**Working data:**

____

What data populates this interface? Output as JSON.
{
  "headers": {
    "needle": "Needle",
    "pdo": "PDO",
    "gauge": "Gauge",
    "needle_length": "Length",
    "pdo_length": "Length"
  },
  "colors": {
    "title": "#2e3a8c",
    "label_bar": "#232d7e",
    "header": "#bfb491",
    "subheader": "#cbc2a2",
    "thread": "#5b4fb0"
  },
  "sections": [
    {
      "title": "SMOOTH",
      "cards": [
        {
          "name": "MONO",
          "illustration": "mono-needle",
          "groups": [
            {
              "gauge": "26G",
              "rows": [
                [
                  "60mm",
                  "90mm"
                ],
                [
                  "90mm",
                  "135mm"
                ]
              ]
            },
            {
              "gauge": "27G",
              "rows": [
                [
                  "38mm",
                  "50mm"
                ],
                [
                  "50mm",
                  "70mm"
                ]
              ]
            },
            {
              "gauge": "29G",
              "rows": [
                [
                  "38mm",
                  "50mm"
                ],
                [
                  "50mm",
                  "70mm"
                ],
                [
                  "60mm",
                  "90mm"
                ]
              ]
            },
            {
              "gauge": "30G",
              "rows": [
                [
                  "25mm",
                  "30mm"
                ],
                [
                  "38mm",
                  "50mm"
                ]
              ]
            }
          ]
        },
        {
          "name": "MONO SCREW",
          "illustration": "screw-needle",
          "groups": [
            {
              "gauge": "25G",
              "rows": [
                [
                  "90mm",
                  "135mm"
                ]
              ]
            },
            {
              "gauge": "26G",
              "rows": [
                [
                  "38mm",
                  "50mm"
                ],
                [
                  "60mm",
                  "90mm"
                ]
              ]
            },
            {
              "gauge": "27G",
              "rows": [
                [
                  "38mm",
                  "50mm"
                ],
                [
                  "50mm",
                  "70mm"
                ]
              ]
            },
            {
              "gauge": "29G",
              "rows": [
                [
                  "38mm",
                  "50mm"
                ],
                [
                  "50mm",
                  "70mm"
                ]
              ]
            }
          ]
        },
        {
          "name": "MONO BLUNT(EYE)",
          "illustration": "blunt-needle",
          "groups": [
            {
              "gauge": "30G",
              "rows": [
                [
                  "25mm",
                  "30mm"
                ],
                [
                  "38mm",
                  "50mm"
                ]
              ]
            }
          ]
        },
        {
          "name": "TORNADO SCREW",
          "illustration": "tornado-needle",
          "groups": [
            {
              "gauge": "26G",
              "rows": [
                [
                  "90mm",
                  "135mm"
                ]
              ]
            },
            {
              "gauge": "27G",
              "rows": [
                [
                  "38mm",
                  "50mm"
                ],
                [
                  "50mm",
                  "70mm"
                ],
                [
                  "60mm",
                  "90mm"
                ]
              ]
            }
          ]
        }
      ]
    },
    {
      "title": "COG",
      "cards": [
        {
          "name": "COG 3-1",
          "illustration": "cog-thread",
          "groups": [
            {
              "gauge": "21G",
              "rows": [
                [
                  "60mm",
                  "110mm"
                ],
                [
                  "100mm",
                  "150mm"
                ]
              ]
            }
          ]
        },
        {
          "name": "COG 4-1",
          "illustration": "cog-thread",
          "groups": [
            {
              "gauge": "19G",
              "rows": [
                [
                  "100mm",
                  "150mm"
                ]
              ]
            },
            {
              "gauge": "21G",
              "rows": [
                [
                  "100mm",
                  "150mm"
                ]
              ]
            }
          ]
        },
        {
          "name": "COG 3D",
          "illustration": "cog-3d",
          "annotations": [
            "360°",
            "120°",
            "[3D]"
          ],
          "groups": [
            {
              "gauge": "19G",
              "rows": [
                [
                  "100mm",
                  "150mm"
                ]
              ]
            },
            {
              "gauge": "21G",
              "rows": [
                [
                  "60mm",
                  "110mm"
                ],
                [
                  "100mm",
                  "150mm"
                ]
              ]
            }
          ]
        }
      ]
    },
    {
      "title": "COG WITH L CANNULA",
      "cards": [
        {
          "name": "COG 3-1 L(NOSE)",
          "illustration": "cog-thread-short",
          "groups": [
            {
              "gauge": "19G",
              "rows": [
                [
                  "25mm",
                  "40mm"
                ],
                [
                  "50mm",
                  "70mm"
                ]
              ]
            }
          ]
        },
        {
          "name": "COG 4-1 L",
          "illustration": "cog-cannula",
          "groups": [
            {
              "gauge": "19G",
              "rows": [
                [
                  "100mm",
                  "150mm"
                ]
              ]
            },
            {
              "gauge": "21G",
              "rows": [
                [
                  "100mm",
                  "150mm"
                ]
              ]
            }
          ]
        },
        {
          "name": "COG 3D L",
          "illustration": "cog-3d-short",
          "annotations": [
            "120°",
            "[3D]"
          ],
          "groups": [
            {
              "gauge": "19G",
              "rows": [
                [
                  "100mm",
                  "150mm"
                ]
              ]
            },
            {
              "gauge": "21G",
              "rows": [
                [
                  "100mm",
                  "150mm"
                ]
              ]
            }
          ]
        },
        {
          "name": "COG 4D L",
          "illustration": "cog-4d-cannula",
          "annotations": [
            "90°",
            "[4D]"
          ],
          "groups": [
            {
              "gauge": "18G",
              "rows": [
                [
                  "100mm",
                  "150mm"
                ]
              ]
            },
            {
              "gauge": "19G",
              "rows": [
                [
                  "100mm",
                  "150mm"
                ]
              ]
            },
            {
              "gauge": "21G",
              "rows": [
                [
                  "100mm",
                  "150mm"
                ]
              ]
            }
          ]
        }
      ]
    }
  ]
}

____

Where a line holds the string "short", copy that line.

          "illustration": "cog-thread-short",
          "illustration": "cog-3d-short",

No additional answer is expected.